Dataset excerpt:
· · · ·
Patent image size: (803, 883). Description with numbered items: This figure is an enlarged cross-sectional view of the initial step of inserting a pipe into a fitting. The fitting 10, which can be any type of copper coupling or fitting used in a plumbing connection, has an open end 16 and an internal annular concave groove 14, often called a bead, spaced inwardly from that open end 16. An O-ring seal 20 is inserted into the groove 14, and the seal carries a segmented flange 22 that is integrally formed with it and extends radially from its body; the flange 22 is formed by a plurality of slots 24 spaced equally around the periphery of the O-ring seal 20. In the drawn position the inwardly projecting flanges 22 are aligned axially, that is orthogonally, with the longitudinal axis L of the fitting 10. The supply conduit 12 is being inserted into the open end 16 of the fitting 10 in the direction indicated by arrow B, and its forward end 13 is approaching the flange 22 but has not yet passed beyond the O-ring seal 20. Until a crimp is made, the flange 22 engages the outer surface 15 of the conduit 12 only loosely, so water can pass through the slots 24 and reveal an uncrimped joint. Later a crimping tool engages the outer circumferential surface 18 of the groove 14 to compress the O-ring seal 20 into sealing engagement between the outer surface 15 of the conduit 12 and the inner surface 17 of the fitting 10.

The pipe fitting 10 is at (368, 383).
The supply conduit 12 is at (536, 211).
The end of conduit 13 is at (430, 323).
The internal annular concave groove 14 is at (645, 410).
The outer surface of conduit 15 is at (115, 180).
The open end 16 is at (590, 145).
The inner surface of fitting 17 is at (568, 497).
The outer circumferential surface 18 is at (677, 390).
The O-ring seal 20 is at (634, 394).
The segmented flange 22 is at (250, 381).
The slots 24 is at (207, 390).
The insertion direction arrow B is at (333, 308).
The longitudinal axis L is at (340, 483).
· · · ·
### WHAT TO WORK ON
Copy every row above word for word.

### OUTPUT OF THE EXERCISE
Patent image size: (803, 883). Description with numbered items: This figure is an enlarged cross-sectional view of the initial step of inserting a pipe into a fitting. The fitting 10, which can be any type of copper coupling or fitting used in a plumbing connection, has an open end 16 and an internal annular concave groove 14, often called a bead, spaced inwardly from that open end 16. An O-ring seal 20 is inserted into the groove 14, and the seal carries a segmented flange 22 that is integrally formed with it and extends radially from its body; the flange 22 is formed by a plurality of slots 24 spaced equally around the periphery of the O-ring seal 20. In the drawn position the inwardly projecting flanges 22 are aligned axially, that is orthogonally, with the longitudinal axis L of the fitting 10. The supply conduit 12 is being inserted into the open end 16 of the fitting 10 in the direction indicated by arrow B, and its forward end 13 is approaching the flange 22 but has not yet passed beyond the O-ring seal 20. Until a crimp is made, the flange 22 engages the outer surface 15 of the conduit 12 only loosely, so water can pass through the slots 24 and reveal an uncrimped joint. Later a crimping tool engages the outer circumferential surface 18 of the groove 14 to compress the O-ring seal 20 into sealing engagement between the outer surface 15 of the conduit 12 and the inner surface 17 of the fitting 10.

The pipe fitting 10 is at (368, 383).
The supply conduit 12 is at (536, 211).
The end of conduit 13 is at (430, 323).
The internal annular concave groove 14 is at (645, 410).
The outer surface of conduit 15 is at (115, 180).
The open end 16 is at (590, 145).
The inner surface of fitting 17 is at (568, 497).
The outer circumferential surface 18 is at (677, 390).
The O-ring seal 20 is at (634, 394).
The segmented flange 22 is at (250, 381).
The slots 24 is at (207, 390).
The insertion direction arrow B is at (333, 308).
The longitudinal axis L is at (340, 483).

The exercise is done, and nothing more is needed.